* **Data supplied**:

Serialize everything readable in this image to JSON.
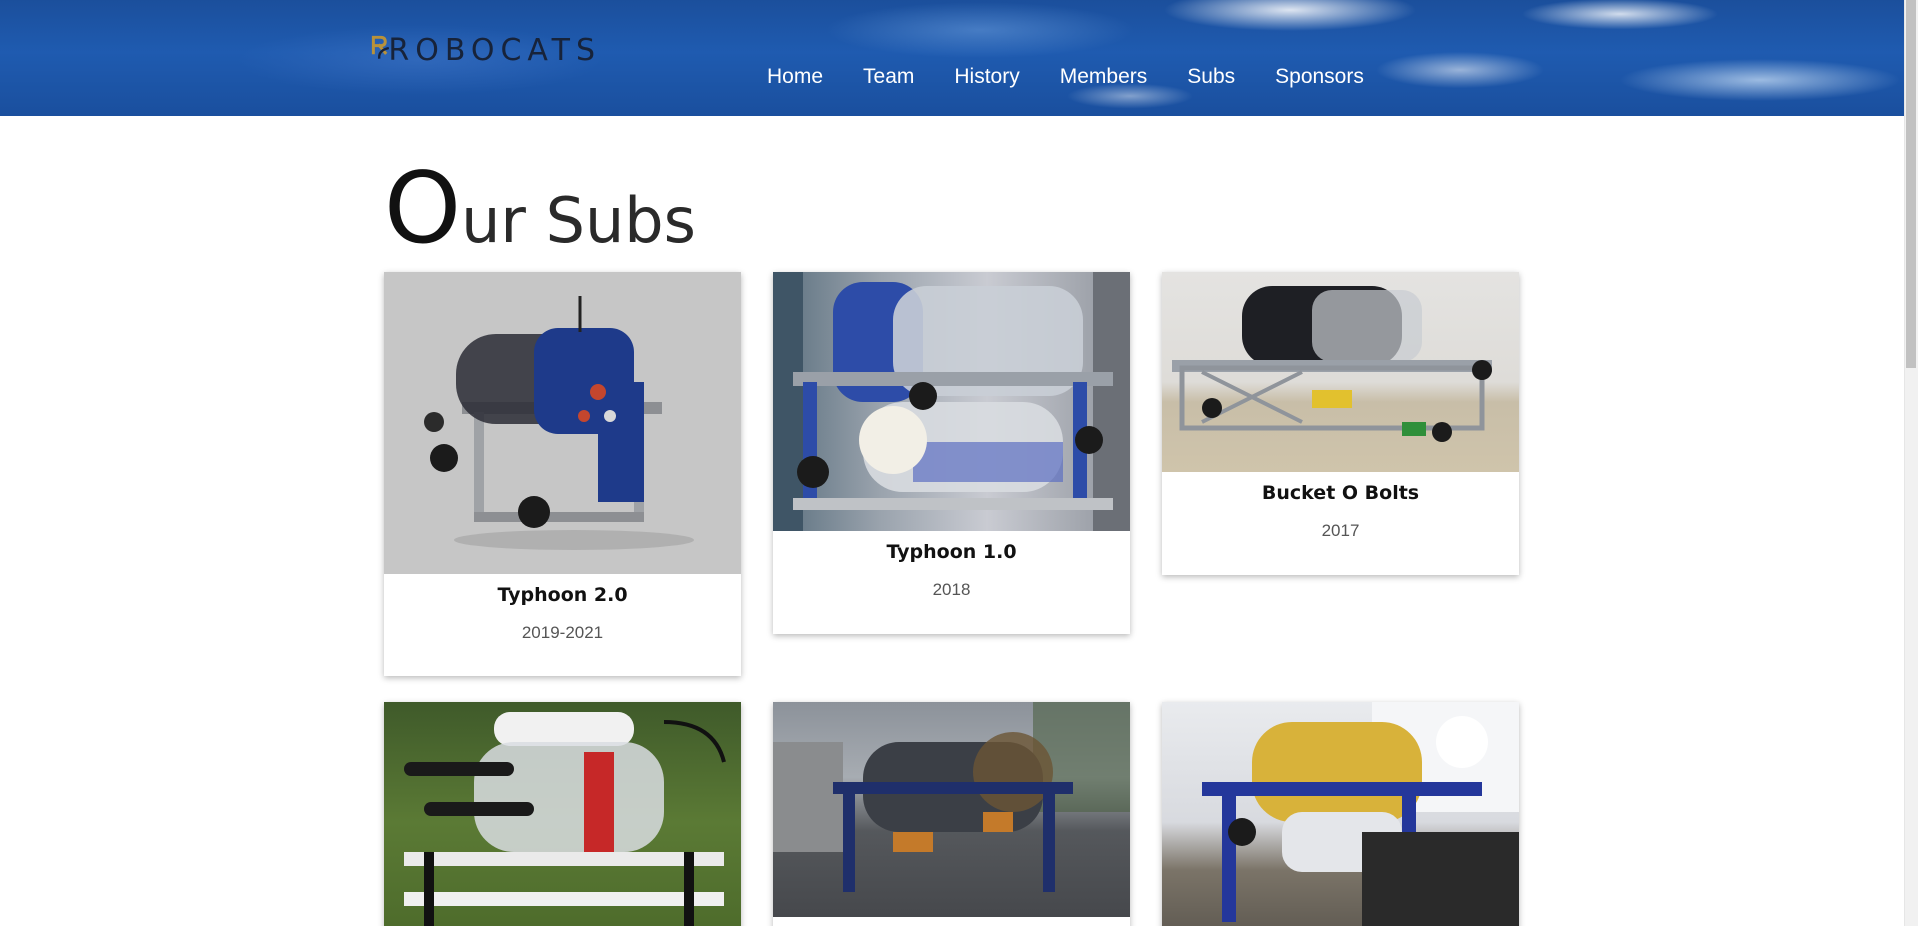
{
  "header": {
    "logo_text": "ROBOCATS",
    "nav": [
      "Home",
      "Team",
      "History",
      "Members",
      "Subs",
      "Sponsors"
    ]
  },
  "page": {
    "title_first": "O",
    "title_rest": "ur Subs"
  },
  "subs": [
    {
      "name": "Typhoon 2.0",
      "year": "2019-2021"
    },
    {
      "name": "Typhoon 1.0",
      "year": "2018"
    },
    {
      "name": "Bucket O Bolts",
      "year": "2017"
    },
    {
      "name": "",
      "year": ""
    },
    {
      "name": "",
      "year": ""
    },
    {
      "name": "",
      "year": ""
    }
  ],
  "colors": {
    "header_blue": "#1f5bb0",
    "logo_gold": "#b8923a",
    "text_dark": "#111111"
  }
}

* **Instructions for the task**: Without including the pictures, reproduce all entries exactly.

* **Completed exercise**:
Serialize everything readable in this image to JSON.
{
  "header": {
    "logo_text": "ROBOCATS",
    "nav": [
      "Home",
      "Team",
      "History",
      "Members",
      "Subs",
      "Sponsors"
    ]
  },
  "page": {
    "title_first": "O",
    "title_rest": "ur Subs"
  },
  "subs": [
    {
      "name": "Typhoon 2.0",
      "year": "2019-2021"
    },
    {
      "name": "Typhoon 1.0",
      "year": "2018"
    },
    {
      "name": "Bucket O Bolts",
      "year": "2017"
    },
    {
      "name": "",
      "year": ""
    },
    {
      "name": "",
      "year": ""
    },
    {
      "name": "",
      "year": ""
    }
  ],
  "colors": {
    "header_blue": "#1f5bb0",
    "logo_gold": "#b8923a",
    "text_dark": "#111111"
  }
}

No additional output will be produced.